▸ **Dataset listings of figures**

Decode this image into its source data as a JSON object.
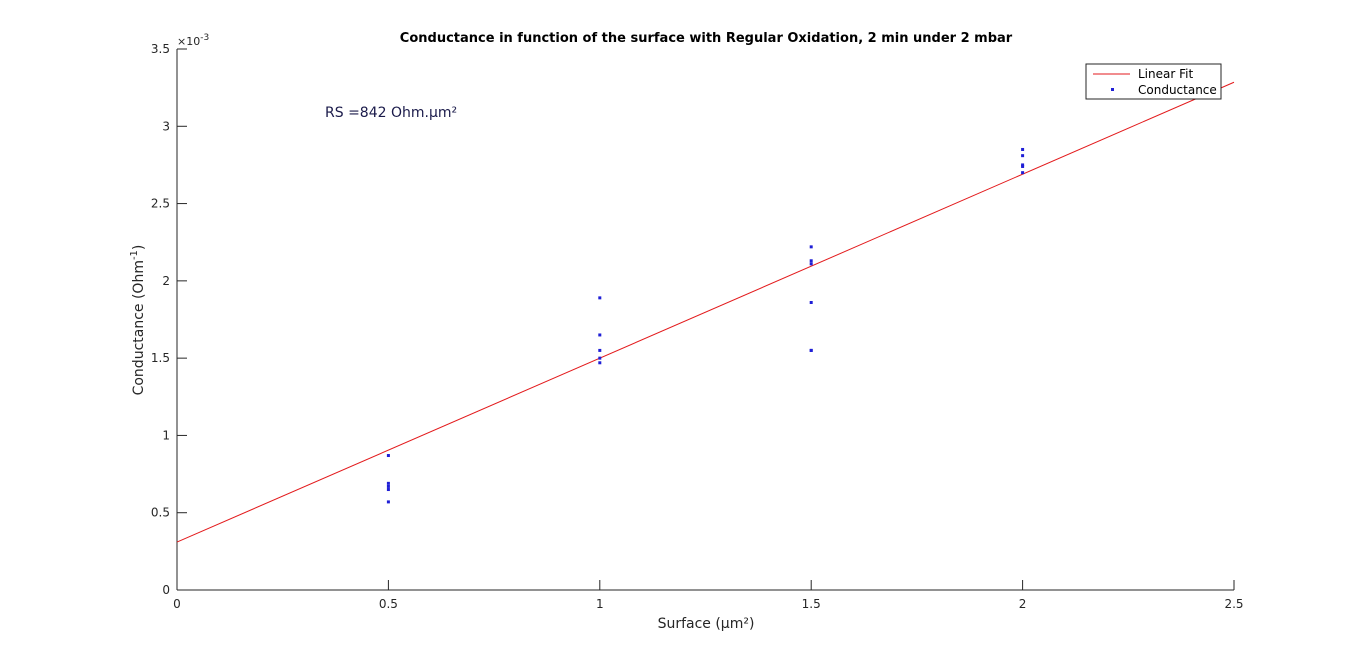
{
  "chart_data": {
    "type": "scatter",
    "title": "Conductance in function of the surface with Regular Oxidation, 2 min under 2 mbar",
    "xlabel": "Surface (µm²)",
    "ylabel": "Conductance (Ohm",
    "ylabel_sup": "-1",
    "ylabel_close": ")",
    "xlim": [
      0,
      2.5
    ],
    "ylim": [
      0,
      0.0035
    ],
    "x_ticks": [
      0,
      0.5,
      1,
      1.5,
      2,
      2.5
    ],
    "x_tick_labels": [
      "0",
      "0.5",
      "1",
      "1.5",
      "2",
      "2.5"
    ],
    "y_ticks": [
      0,
      0.0005,
      0.001,
      0.0015,
      0.002,
      0.0025,
      0.003,
      0.0035
    ],
    "y_tick_labels": [
      "0",
      "0.5",
      "1",
      "1.5",
      "2",
      "2.5",
      "3",
      "3.5"
    ],
    "y_exponent_base": "×10",
    "y_exponent_power": "-3",
    "grid": false,
    "legend_position": "top-right",
    "annotation": "RS =842 Ohm.µm²",
    "series": [
      {
        "name": "Linear Fit",
        "kind": "line",
        "color": "#e31a1c",
        "x": [
          0,
          2.5
        ],
        "y": [
          0.00031,
          0.003285
        ]
      },
      {
        "name": "Conductance",
        "kind": "scatter",
        "color": "#1f1fd6",
        "x": [
          0.5,
          0.5,
          0.5,
          0.5,
          0.5,
          1,
          1,
          1,
          1,
          1,
          1.5,
          1.5,
          1.5,
          1.5,
          1.5,
          1.5,
          2,
          2,
          2,
          2,
          2
        ],
        "y": [
          0.00087,
          0.00069,
          0.00067,
          0.00065,
          0.00057,
          0.00189,
          0.00165,
          0.00155,
          0.0015,
          0.00147,
          0.00222,
          0.00213,
          0.00211,
          0.00186,
          0.00155,
          0.00155,
          0.00285,
          0.00281,
          0.00274,
          0.0027,
          0.00275
        ]
      }
    ]
  }
}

▸ **Given task**
Copy the records above exactly. The pictures are not part of the copy.

▸ **The output**
Decode this image into its source data as a JSON object.
{
  "chart_data": {
    "type": "scatter",
    "title": "Conductance in function of the surface with Regular Oxidation, 2 min under 2 mbar",
    "xlabel": "Surface (µm²)",
    "ylabel": "Conductance (Ohm",
    "ylabel_sup": "-1",
    "ylabel_close": ")",
    "xlim": [
      0,
      2.5
    ],
    "ylim": [
      0,
      0.0035
    ],
    "x_ticks": [
      0,
      0.5,
      1,
      1.5,
      2,
      2.5
    ],
    "x_tick_labels": [
      "0",
      "0.5",
      "1",
      "1.5",
      "2",
      "2.5"
    ],
    "y_ticks": [
      0,
      0.0005,
      0.001,
      0.0015,
      0.002,
      0.0025,
      0.003,
      0.0035
    ],
    "y_tick_labels": [
      "0",
      "0.5",
      "1",
      "1.5",
      "2",
      "2.5",
      "3",
      "3.5"
    ],
    "y_exponent_base": "×10",
    "y_exponent_power": "-3",
    "grid": false,
    "legend_position": "top-right",
    "annotation": "RS =842 Ohm.µm²",
    "series": [
      {
        "name": "Linear Fit",
        "kind": "line",
        "color": "#e31a1c",
        "x": [
          0,
          2.5
        ],
        "y": [
          0.00031,
          0.003285
        ]
      },
      {
        "name": "Conductance",
        "kind": "scatter",
        "color": "#1f1fd6",
        "x": [
          0.5,
          0.5,
          0.5,
          0.5,
          0.5,
          1,
          1,
          1,
          1,
          1,
          1.5,
          1.5,
          1.5,
          1.5,
          1.5,
          1.5,
          2,
          2,
          2,
          2,
          2
        ],
        "y": [
          0.00087,
          0.00069,
          0.00067,
          0.00065,
          0.00057,
          0.00189,
          0.00165,
          0.00155,
          0.0015,
          0.00147,
          0.00222,
          0.00213,
          0.00211,
          0.00186,
          0.00155,
          0.00155,
          0.00285,
          0.00281,
          0.00274,
          0.0027,
          0.00275
        ]
      }
    ]
  }
}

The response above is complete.